▶ [DESCRIPTION OF THE TASK]: With the pictures left out, copy the listing below exactly.
····················
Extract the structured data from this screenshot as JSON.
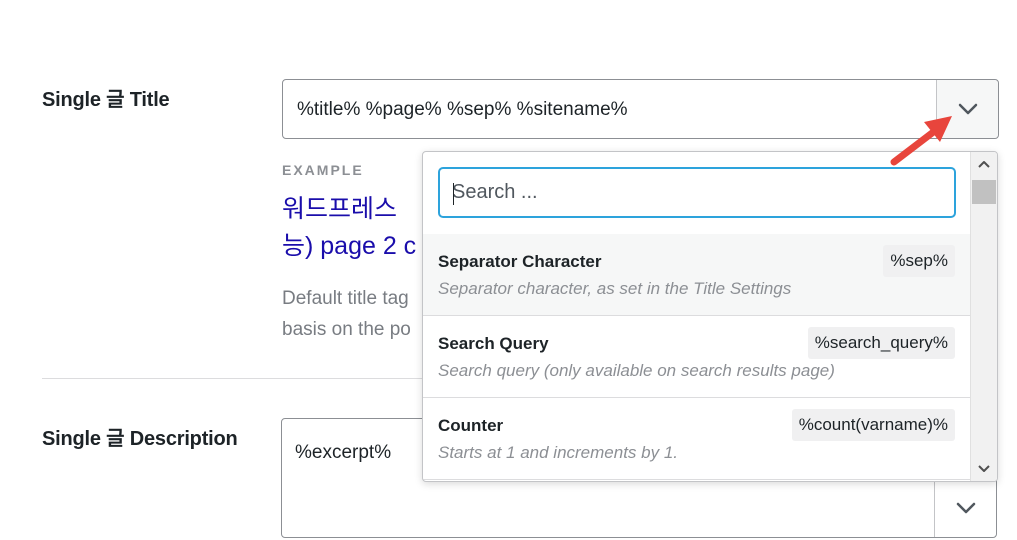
{
  "title_setting": {
    "label": "Single 글 Title",
    "value": "%title% %page% %sep% %sitename%"
  },
  "example": {
    "label": "EXAMPLE",
    "line1": "워드프레스",
    "line2": "능) page 2 c"
  },
  "helper": {
    "line1": "Default title tag",
    "line2": "basis on the po"
  },
  "description_setting": {
    "label": "Single 글 Description",
    "value": "%excerpt%"
  },
  "dropdown": {
    "search_placeholder": "Search ...",
    "items": [
      {
        "title": "Separator Character",
        "description": "Separator character, as set in the Title Settings",
        "tag": "%sep%"
      },
      {
        "title": "Search Query",
        "description": "Search query (only available on search results page)",
        "tag": "%search_query%"
      },
      {
        "title": "Counter",
        "description": "Starts at 1 and increments by 1.",
        "tag": "%count(varname)%"
      }
    ]
  },
  "colors": {
    "accent": "#2da3dc",
    "arrow": "#e8453c",
    "link": "#1a0dab"
  },
  "icons": {
    "dropdown_toggle": "chevron-down-icon",
    "annotation": "red-arrow-icon"
  }
}
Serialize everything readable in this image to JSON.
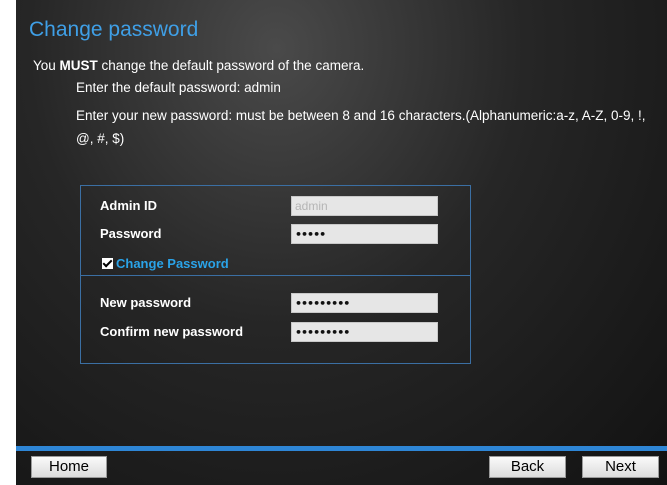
{
  "header": {
    "title": "Change password"
  },
  "intro": {
    "prefix": "You ",
    "emphasis": "MUST",
    "suffix": " change the default password of the camera.",
    "line1": "Enter the default password: admin",
    "line2": "Enter your new password: must be between 8 and 16 characters.(Alphanumeric:a-z, A-Z, 0-9, !, @, #, $)"
  },
  "form": {
    "admin_id_label": "Admin ID",
    "admin_id_value": "admin",
    "password_label": "Password",
    "password_value": "•••••",
    "change_password_label": "Change Password",
    "change_password_checked": true,
    "new_password_label": "New password",
    "new_password_value": "•••••••••",
    "confirm_password_label": "Confirm new password",
    "confirm_password_value": "•••••••••"
  },
  "footer": {
    "home_label": "Home",
    "back_label": "Back",
    "next_label": "Next"
  },
  "colors": {
    "title": "#3f9fe6",
    "accent_bar": "#2e86d6",
    "box_border": "#3b6fa3",
    "checkbox_label": "#2aa3e8"
  }
}
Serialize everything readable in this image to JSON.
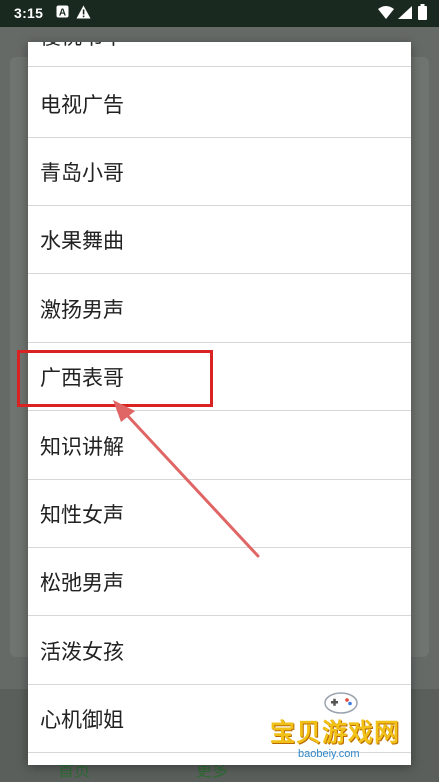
····················
▶ [EXPECTED OUTPUT]:
Extract the structured data from this screenshot as JSON.
{
  "title_setting": {
    "label": "Single 글 Title",
    "value": "%title% %page% %sep% %sitename%"
  },
  "example": {
    "label": "EXAMPLE",
    "line1": "워드프레스",
    "line2": "능) page 2 c"
  },
  "helper": {
    "line1": "Default title tag",
    "line2": "basis on the po"
  },
  "description_setting": {
    "label": "Single 글 Description",
    "value": "%excerpt%"
  },
  "dropdown": {
    "search_placeholder": "Search ...",
    "items": [
      {
        "title": "Separator Character",
        "description": "Separator character, as set in the Title Settings",
        "tag": "%sep%"
      },
      {
        "title": "Search Query",
        "description": "Search query (only available on search results page)",
        "tag": "%search_query%"
      },
      {
        "title": "Counter",
        "description": "Starts at 1 and increments by 1.",
        "tag": "%count(varname)%"
      }
    ]
  },
  "colors": {
    "accent": "#2da3dc",
    "arrow": "#e8453c",
    "link": "#1a0dab"
  },
  "icons": {
    "dropdown_toggle": "chevron-down-icon",
    "annotation": "red-arrow-icon"
  }
}
Serialize everything readable in this image to JSON.
{
  "header": {
    "title": "Change password"
  },
  "intro": {
    "prefix": "You ",
    "emphasis": "MUST",
    "suffix": " change the default password of the camera.",
    "line1": "Enter the default password: admin",
    "line2": "Enter your new password: must be between 8 and 16 characters.(Alphanumeric:a-z, A-Z, 0-9, !, @, #, $)"
  },
  "form": {
    "admin_id_label": "Admin ID",
    "admin_id_value": "admin",
    "password_label": "Password",
    "password_value": "•••••",
    "change_password_label": "Change Password",
    "change_password_checked": true,
    "new_password_label": "New password",
    "new_password_value": "•••••••••",
    "confirm_password_label": "Confirm new password",
    "confirm_password_value": "•••••••••"
  },
  "footer": {
    "home_label": "Home",
    "back_label": "Back",
    "next_label": "Next"
  },
  "colors": {
    "title": "#3f9fe6",
    "accent_bar": "#2e86d6",
    "box_border": "#3b6fa3",
    "checkbox_label": "#2aa3e8"
  }
}
Serialize everything readable in this image to JSON.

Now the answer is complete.